_INFORMATION PROVIDED_.
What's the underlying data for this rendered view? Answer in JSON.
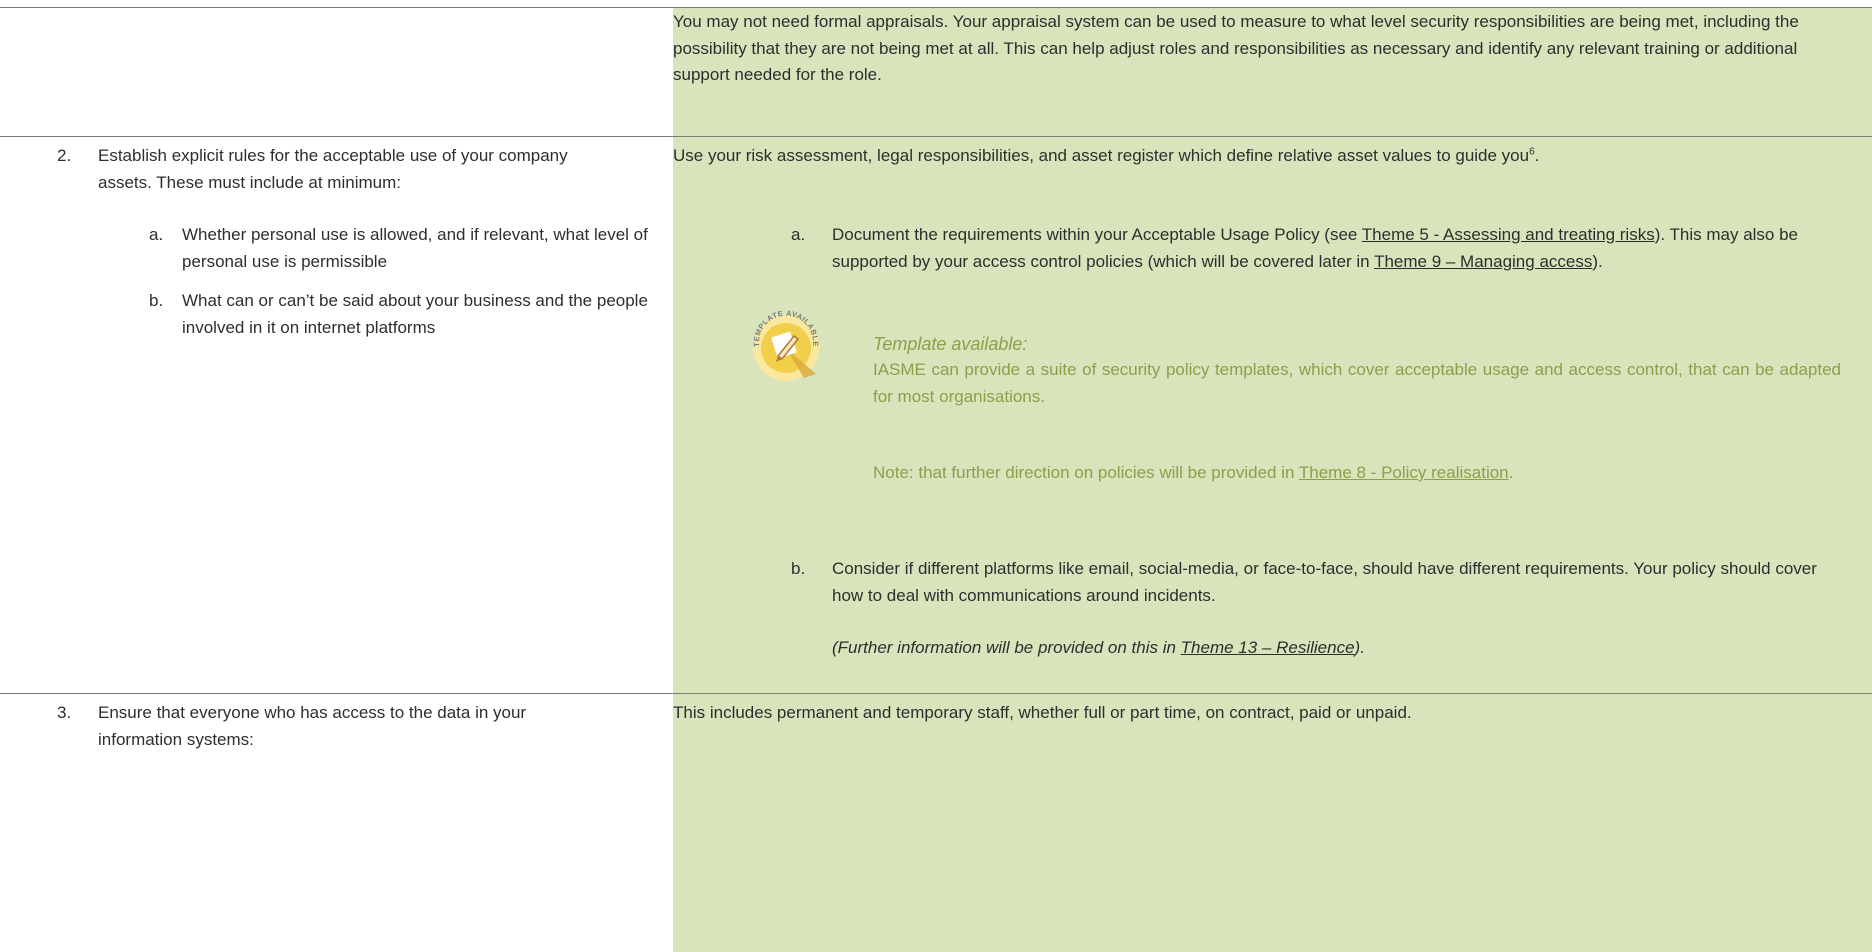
{
  "row1": {
    "guidance": "You may not need formal appraisals. Your appraisal system can be used to measure to what level security responsibilities are being met, including the possibility that they are not being met at all.  This can help adjust roles and responsibilities as necessary and identify any relevant training or additional support needed for the role."
  },
  "row2": {
    "number": "2.",
    "requirement": "Establish explicit rules for the acceptable use of your company assets. These must include at minimum:",
    "sub_items": [
      {
        "letter": "a.",
        "text": "Whether personal use is allowed, and if relevant, what level of personal use is permissible"
      },
      {
        "letter": "b.",
        "text": "What can or can’t be said about your business and the people involved in it on internet platforms"
      }
    ],
    "guidance_intro": "Use your risk assessment, legal responsibilities, and asset register which define relative asset values to guide you",
    "footnote_ref": "6",
    "guidance_intro_end": ".",
    "guidance_a": {
      "letter": "a.",
      "text_1": "Document the requirements within your Acceptable Usage Policy (see ",
      "link_1": "Theme 5 - Assessing and treating risks",
      "text_2": "). This may also be supported by your access control policies (which will be covered later in ",
      "link_2": "Theme 9 – Managing access",
      "text_3": ")."
    },
    "template_box": {
      "badge_text": "TEMPLATE AVAILABLE",
      "heading": "Template available:",
      "body": "IASME can provide a suite of security policy templates, which cover acceptable usage and access control, that can be adapted for most organisations.",
      "note_prefix": "Note: that further direction on policies will be provided in ",
      "note_link": "Theme 8 - Policy realisation",
      "note_suffix": "."
    },
    "guidance_b": {
      "letter": "b.",
      "text": "Consider if different platforms like email, social-media, or face-to-face, should have different requirements. Your policy should cover how to deal with communications around incidents.",
      "italic_prefix": "(Further information will be provided on this in ",
      "italic_link": "Theme 13 – Resilience",
      "italic_suffix": ")."
    }
  },
  "row3": {
    "number": "3.",
    "requirement": "Ensure that everyone who has access to the data in your information systems:",
    "guidance": "This includes permanent and temporary staff, whether full or part time, on contract, paid or unpaid."
  },
  "colors": {
    "green_fill": "#d8e4bc",
    "template_text": "#8aa14a",
    "badge": "#f2cf4a"
  }
}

_WHAT NEEDS TO BE DONE_. Reproduce each entry precisely, dropping only the pictures.

_WORKED ANSWER_.
What's the underlying data for this rendered view? Answer in JSON.
{
  "row1": {
    "guidance": "You may not need formal appraisals. Your appraisal system can be used to measure to what level security responsibilities are being met, including the possibility that they are not being met at all.  This can help adjust roles and responsibilities as necessary and identify any relevant training or additional support needed for the role."
  },
  "row2": {
    "number": "2.",
    "requirement": "Establish explicit rules for the acceptable use of your company assets. These must include at minimum:",
    "sub_items": [
      {
        "letter": "a.",
        "text": "Whether personal use is allowed, and if relevant, what level of personal use is permissible"
      },
      {
        "letter": "b.",
        "text": "What can or can’t be said about your business and the people involved in it on internet platforms"
      }
    ],
    "guidance_intro": "Use your risk assessment, legal responsibilities, and asset register which define relative asset values to guide you",
    "footnote_ref": "6",
    "guidance_intro_end": ".",
    "guidance_a": {
      "letter": "a.",
      "text_1": "Document the requirements within your Acceptable Usage Policy (see ",
      "link_1": "Theme 5 - Assessing and treating risks",
      "text_2": "). This may also be supported by your access control policies (which will be covered later in ",
      "link_2": "Theme 9 – Managing access",
      "text_3": ")."
    },
    "template_box": {
      "badge_text": "TEMPLATE AVAILABLE",
      "heading": "Template available:",
      "body": "IASME can provide a suite of security policy templates, which cover acceptable usage and access control, that can be adapted for most organisations.",
      "note_prefix": "Note: that further direction on policies will be provided in ",
      "note_link": "Theme 8 - Policy realisation",
      "note_suffix": "."
    },
    "guidance_b": {
      "letter": "b.",
      "text": "Consider if different platforms like email, social-media, or face-to-face, should have different requirements. Your policy should cover how to deal with communications around incidents.",
      "italic_prefix": "(Further information will be provided on this in ",
      "italic_link": "Theme 13 – Resilience",
      "italic_suffix": ")."
    }
  },
  "row3": {
    "number": "3.",
    "requirement": "Ensure that everyone who has access to the data in your information systems:",
    "guidance": "This includes permanent and temporary staff, whether full or part time, on contract, paid or unpaid."
  },
  "colors": {
    "green_fill": "#d8e4bc",
    "template_text": "#8aa14a",
    "badge": "#f2cf4a"
  }
}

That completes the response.